> _What to do_
Omit the pictures, then reproduce every remaining record exactly.

> _Information given_
==========
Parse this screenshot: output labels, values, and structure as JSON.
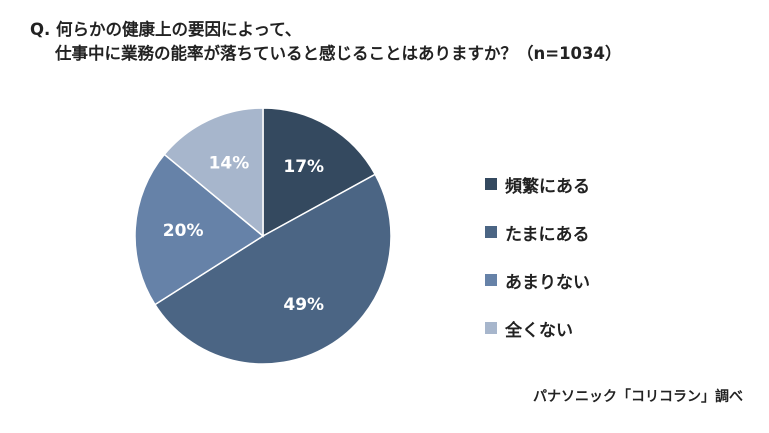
{
  "title": {
    "line1": "Q. 何らかの健康上の要因によって、",
    "line2": "仕事中に業務の能率が落ちていると感じることはありますか？（n=1034）"
  },
  "source": "パナソニック「コリコラン」調べ",
  "chart_data": {
    "type": "pie",
    "categories": [
      "頻繁にある",
      "たまにある",
      "あまりない",
      "全くない"
    ],
    "values": [
      17,
      49,
      20,
      14
    ],
    "labels": [
      "17%",
      "49%",
      "20%",
      "14%"
    ],
    "colors": [
      "#34495f",
      "#4b6584",
      "#6682a8",
      "#a7b6cc"
    ],
    "start_angle": "12 o'clock",
    "direction": "clockwise",
    "legend_position": "right",
    "label_color": "#ffffff"
  }
}
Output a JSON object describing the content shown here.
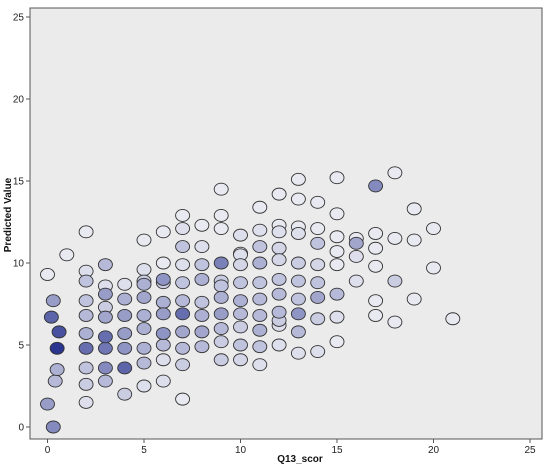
==========
> _Solution to this problem_
Parse this screenshot: output labels, values, and structure as JSON.
{
  "title": {
    "line1": "Q. 何らかの健康上の要因によって、",
    "line2": "仕事中に業務の能率が落ちていると感じることはありますか？（n=1034）"
  },
  "source": "パナソニック「コリコラン」調べ",
  "chart_data": {
    "type": "pie",
    "categories": [
      "頻繁にある",
      "たまにある",
      "あまりない",
      "全くない"
    ],
    "values": [
      17,
      49,
      20,
      14
    ],
    "labels": [
      "17%",
      "49%",
      "20%",
      "14%"
    ],
    "colors": [
      "#34495f",
      "#4b6584",
      "#6682a8",
      "#a7b6cc"
    ],
    "start_angle": "12 o'clock",
    "direction": "clockwise",
    "legend_position": "right",
    "label_color": "#ffffff"
  }
}
Output a JSON object describing the content shown here.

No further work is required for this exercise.